5 Kiln Loading Tips That Protect Your Best Glaze Tests
You spent all week painting test tiles. Layering glazes. Taking notes. And now you're about to shove them two inches from the burner ports? Stop. Seriously. The hot zone near your elements or flame path runs hotter than the rest of your kiln. Way hotter. Your best tests will blister, crawl, or run right off the edge. Tuck them in the middle shelves. Centered. Not hugging the wall. They'll actually survive.
Cramming the Kiln Wastes More Than Space
Your home studio kiln is tiny. Firing costs money. I get it. But jamming test tiles shoulder-to-shoulder like a subway at rush hour? That's how you get garbage data. One tile comes out perfect. The next looks like it was fired on Mars. Give each piece a half-inch gap. Minimum. Air has to move. Heat needs to dance. If you can't fit everything comfortably, run two firings. Bad information is worse than no information.
Level Shelves or Say Goodbye to Your Best Work
Here's the thing. A tilted shelf doesn't just look sloppy. It destroys glaze tests. Glaze runs downhill when it's molten. If your shelf dips even slightly, that run lands on the tile below. Or your kiln floor. Your best cone 6 liner test just became a permanent tattoo on the shelf. Check your posts. Use an actual level. Don't eyeball it. Because scraping glaze off a kiln shelf at midnight isn't a hobby. It's punishment.
○ ○ ○ ○ ○ ○ ○
Required work:
a) Say whether each statement agrees with the kiln loading tips. Answer yes or no and quote the deciding words. (i) The tips call for a gap of at least half an inch between pieces. (ii) The tips say checking shelf level by eye is enough. (iii) The tips say the zone near the elements or flame path runs cooler than the rest of the kiln.
b) Continue the kiln loading tips, starting right after their last sentence.

Supplied material:
○ ○ ○ ○ ○ ○ ○
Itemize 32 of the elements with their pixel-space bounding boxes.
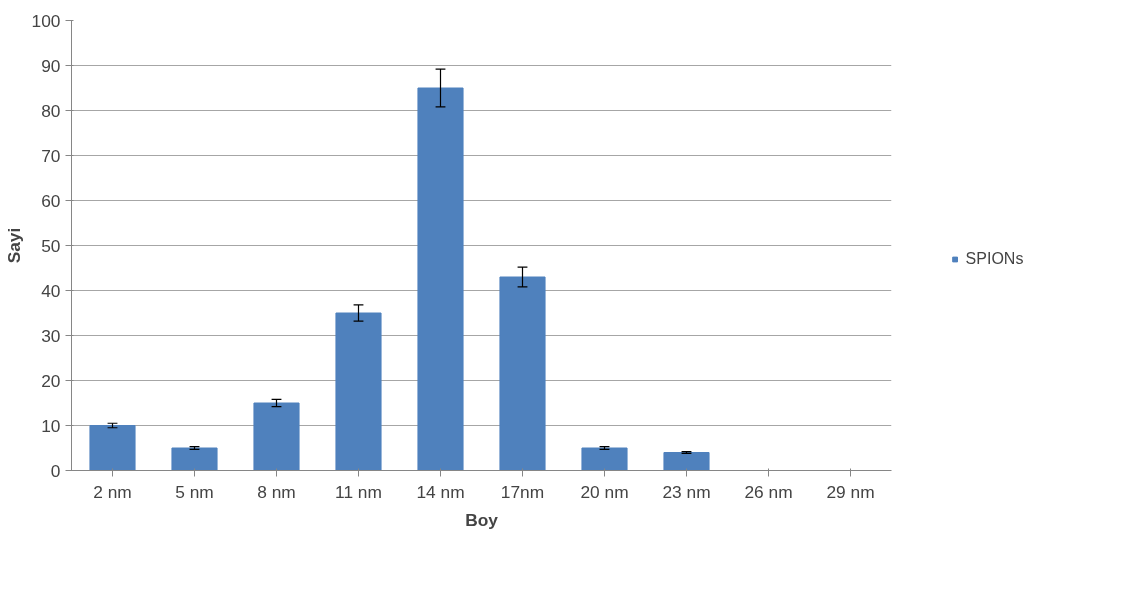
○ ○ ○ ○ ○ ○ ○
Replies:
a)
(i) Yes: "Give each piece a half-inch gap. Minimum."
(ii) No: "Use an actual level. Don't eyeball it."
(iii) No: "The hot zone near your elements or flame path runs hotter than the rest of your kiln."

b)
Don't Let Runny Glazes Crash the Party
Not all glazes play nice. That experimental copper red you're testing? Gorgeous. That thick, runny ash glaze on the mug beside it? A menace. If it drips, it will hunt down your test tiles. Load your glaze tests on their own shelf. Or surround them with stable, well-behaved glazes you actually trust. No runny metallics nearby. No thick tenmokus giving them a hug. Protect your tests like they're the last slice of pizza.
Draw the Map or Lose the Data
You open the kiln. Pure magic. One tile is flawless. And you have zero clue where it sat. Top shelf? Left side? Near the peep? Congrats, you just wasted a firing. Grab a notebook. Sketch your firing arrangement before you close the lid. Note which glazes sat where. Which tiles touched the thermocouple. This isn't busywork. It's the difference between guessing and knowing why a glaze worked. Next time you want to replicate that satin white? You'll know exactly where to put it.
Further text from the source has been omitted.